REQUIREMENTS:
Copy the part of the inequality forum thread that runs from "Beat wrote: What" up to and including "see Trebúsep here.".

DOCUMENT SEGMENT:

+++

$6(\sum a^3) \ge \frac{3}{2}(\sum a^2)$ (Chebyshev) $\frac{1}{2}(\sum a^2) \ge \frac{1}{8}$ (Cauchy)

Easy. Murhed. Or $6(a^3+b^3+c^3+d^3)\ge(a^2+b^2+c^2+d^2)+\frac{1}{8}\Leftrightarrow$ $\sum_{cyc}(6a^3-a^2-\frac{1}{32}-\frac{5}{8}(a-\frac{1}{4}))\geq0\Leftrightarrow\sum_{cyc}(a-\frac{1}{4})^2(3a+1)\geq0.$

Write it as $48(a^3+b^3+c^3+d^3)\geq 8(a^2+b^2+c^2+d^2)(a+b+c+d)+(a+b+c+d)^3$ Then use Muirhead and Holder.

silouan wrote: Write it as $48(a^3+b^3+c^3+d^3)\geq 8(a^2+b^2+c^2+d^2)(a+b+c+d)+(a+b+c+d)^3$ Then use Muirhead and Holder. I think only Muirhead is already OK,isn't it? (Because I did it by Muirhead only,just expand all terms...)

With using both Muirhead and Holder you have not so much expand.That's all

What is muirhead

Beat wrote: What is Muirhead? Muirhead's theorem is a very famous generalization of AM-GM inequality.

Soarer wrote: $6(\sum a^3) \ge \frac{3}{2}(\sum a^2)$ (Chebyshev) Why?? I don't see Trebúsep here.

+++

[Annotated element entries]
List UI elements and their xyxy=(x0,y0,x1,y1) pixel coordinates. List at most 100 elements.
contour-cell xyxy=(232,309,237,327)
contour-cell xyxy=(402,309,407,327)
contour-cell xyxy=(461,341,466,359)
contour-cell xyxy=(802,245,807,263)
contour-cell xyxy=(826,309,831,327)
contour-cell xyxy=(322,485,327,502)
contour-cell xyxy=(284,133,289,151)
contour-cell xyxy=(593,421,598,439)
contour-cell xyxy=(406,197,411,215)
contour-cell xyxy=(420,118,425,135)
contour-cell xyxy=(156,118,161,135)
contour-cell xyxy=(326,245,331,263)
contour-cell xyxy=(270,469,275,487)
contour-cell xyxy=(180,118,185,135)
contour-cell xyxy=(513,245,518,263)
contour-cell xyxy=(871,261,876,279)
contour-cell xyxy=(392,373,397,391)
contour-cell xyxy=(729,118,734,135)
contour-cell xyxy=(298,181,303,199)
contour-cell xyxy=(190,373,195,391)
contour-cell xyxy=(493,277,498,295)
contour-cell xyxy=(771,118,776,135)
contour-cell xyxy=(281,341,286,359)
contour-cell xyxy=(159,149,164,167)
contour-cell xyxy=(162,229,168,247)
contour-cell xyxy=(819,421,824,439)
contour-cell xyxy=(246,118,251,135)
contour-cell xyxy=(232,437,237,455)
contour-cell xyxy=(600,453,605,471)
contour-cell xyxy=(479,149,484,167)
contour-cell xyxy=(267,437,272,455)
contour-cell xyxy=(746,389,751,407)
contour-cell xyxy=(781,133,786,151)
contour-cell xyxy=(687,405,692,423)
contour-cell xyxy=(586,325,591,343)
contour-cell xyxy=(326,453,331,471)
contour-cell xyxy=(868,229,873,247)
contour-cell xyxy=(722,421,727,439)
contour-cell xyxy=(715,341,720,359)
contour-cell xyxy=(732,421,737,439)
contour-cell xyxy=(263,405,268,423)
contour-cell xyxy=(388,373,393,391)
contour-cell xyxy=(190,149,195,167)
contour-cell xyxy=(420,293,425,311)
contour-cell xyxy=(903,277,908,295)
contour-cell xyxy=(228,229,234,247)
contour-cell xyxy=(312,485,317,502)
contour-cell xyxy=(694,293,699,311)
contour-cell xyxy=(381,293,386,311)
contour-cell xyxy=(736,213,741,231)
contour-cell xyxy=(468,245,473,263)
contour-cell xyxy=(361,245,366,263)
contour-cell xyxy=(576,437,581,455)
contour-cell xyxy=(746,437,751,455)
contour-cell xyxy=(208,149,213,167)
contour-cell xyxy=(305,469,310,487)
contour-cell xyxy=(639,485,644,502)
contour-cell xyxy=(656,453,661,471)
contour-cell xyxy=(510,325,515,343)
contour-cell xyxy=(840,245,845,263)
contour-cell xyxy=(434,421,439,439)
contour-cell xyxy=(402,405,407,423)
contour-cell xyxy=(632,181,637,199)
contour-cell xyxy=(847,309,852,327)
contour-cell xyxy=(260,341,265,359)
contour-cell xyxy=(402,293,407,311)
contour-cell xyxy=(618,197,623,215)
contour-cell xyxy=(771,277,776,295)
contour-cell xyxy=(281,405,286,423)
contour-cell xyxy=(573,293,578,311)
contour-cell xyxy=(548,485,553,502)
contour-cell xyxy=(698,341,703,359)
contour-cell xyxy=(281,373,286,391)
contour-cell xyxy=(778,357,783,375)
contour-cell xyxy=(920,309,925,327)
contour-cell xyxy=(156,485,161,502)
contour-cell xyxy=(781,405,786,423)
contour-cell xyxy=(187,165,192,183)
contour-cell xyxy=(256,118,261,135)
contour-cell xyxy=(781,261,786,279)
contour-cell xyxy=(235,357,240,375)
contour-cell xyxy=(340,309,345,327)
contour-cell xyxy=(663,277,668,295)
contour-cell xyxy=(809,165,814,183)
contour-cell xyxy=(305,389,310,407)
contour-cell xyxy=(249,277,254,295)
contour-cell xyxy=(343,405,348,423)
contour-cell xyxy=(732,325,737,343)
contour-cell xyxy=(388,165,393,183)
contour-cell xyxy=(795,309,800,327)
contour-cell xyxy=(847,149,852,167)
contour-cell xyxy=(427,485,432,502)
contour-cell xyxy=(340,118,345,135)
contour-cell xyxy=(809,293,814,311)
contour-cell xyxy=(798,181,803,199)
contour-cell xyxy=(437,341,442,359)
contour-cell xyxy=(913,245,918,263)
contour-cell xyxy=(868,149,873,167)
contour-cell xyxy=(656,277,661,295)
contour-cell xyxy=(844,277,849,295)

+++

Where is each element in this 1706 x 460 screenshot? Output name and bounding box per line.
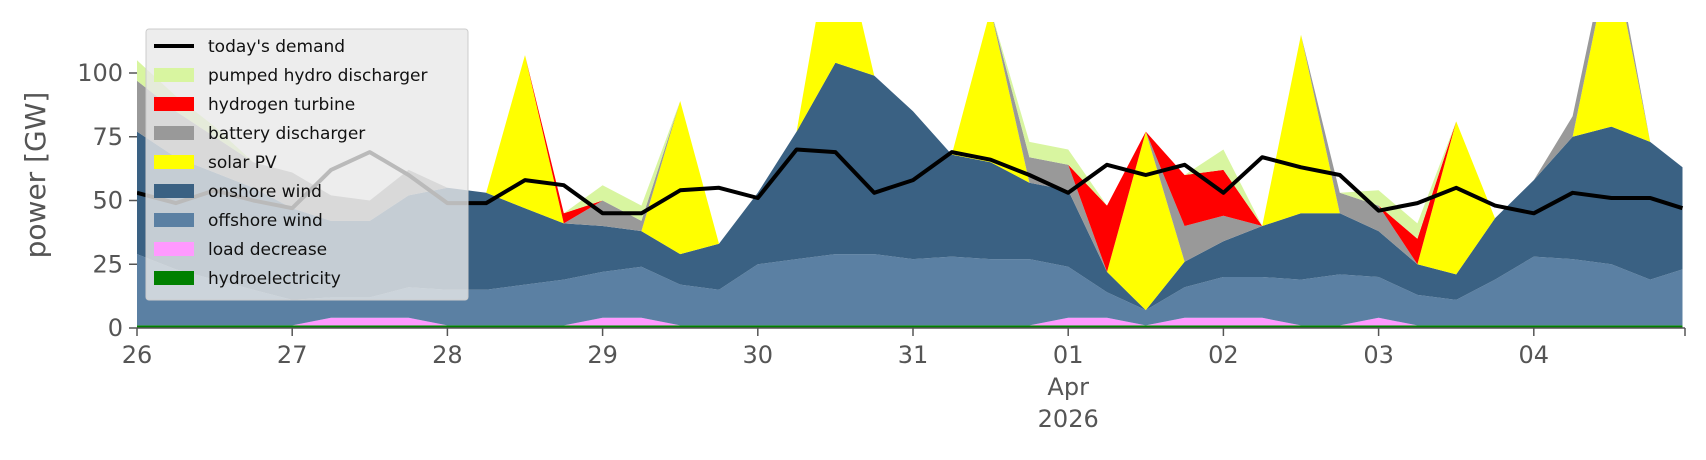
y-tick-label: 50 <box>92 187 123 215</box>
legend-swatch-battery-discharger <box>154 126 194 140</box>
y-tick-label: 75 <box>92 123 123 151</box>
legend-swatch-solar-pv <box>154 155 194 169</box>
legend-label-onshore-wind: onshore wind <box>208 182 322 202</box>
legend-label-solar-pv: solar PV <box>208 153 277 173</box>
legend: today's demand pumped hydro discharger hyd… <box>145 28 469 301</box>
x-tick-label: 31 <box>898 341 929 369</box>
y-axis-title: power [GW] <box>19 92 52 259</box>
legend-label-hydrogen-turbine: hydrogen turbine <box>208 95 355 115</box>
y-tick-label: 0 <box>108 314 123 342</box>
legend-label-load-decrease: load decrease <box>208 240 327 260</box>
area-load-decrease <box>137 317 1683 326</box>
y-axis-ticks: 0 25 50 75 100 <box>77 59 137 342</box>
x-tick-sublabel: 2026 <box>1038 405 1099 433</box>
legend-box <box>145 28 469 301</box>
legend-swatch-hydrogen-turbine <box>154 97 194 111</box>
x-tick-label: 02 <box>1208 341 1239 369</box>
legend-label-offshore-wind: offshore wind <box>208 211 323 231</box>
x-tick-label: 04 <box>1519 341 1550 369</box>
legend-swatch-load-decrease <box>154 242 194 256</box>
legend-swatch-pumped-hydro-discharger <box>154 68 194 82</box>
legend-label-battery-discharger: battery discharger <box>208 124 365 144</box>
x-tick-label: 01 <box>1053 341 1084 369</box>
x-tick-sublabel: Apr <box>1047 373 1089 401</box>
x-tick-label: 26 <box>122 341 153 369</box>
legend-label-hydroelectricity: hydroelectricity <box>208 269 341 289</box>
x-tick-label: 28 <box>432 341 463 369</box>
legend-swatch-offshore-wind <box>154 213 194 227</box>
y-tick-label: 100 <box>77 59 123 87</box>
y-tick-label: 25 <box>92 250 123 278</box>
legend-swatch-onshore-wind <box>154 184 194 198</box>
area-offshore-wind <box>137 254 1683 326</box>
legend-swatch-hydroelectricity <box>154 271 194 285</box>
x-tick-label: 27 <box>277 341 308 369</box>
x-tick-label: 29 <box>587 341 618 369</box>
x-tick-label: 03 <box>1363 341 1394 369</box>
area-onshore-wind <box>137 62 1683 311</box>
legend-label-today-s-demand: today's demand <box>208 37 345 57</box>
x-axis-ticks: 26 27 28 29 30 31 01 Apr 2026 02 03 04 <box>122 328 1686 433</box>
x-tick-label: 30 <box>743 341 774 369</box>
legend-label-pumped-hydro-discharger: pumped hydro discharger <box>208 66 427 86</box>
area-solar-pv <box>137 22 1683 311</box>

+++

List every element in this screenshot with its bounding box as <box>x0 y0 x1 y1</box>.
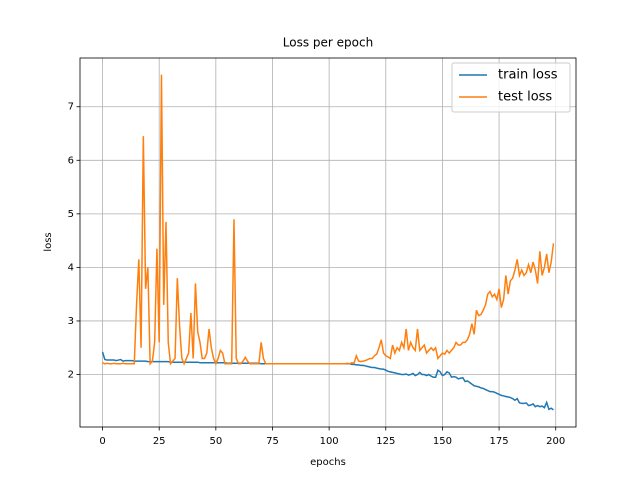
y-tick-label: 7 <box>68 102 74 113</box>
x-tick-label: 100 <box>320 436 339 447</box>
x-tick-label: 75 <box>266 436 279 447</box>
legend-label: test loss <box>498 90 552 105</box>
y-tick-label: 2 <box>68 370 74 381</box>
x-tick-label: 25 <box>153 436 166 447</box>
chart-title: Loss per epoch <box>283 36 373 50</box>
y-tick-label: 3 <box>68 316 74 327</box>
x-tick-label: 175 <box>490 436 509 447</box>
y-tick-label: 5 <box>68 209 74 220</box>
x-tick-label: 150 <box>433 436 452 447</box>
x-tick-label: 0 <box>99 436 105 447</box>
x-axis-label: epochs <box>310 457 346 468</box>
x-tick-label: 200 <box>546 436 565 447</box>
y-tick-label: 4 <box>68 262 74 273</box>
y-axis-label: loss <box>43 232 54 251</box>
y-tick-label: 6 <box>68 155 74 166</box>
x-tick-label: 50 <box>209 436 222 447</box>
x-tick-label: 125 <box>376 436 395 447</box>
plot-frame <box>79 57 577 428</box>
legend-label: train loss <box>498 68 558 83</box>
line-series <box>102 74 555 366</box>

+++

RESPONSE TO THE TASK:
Beat wrote: What is Muirhead? Muirhead's theorem is a very famous generalization of AM-GM inequality.

Soarer wrote: $6(\sum a^3) \ge \frac{3}{2}(\sum a^2)$ (Chebyshev) Why?? I don't see Trebúsep here.